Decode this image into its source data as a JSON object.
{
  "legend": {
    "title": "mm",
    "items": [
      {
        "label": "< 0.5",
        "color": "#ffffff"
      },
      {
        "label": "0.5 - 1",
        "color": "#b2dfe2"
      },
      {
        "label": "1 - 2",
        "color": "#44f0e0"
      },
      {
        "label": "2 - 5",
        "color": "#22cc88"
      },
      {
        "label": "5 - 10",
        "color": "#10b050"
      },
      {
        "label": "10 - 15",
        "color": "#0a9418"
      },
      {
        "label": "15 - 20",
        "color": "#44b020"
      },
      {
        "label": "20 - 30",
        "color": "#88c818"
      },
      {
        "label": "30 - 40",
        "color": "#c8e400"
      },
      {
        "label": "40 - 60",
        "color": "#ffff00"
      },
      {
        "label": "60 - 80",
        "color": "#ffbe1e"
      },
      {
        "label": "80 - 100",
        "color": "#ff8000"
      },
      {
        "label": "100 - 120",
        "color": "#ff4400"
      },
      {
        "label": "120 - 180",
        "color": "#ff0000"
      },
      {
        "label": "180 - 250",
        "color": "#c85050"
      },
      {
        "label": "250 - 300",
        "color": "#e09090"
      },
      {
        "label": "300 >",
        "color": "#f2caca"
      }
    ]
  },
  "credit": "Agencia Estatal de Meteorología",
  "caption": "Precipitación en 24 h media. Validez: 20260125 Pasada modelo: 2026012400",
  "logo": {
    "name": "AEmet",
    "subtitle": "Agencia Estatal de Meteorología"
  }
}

================

**Written instruction:** Reply with one number only: how many lines of the listing hold "Meteorología"?

**Solution to the problem:** 2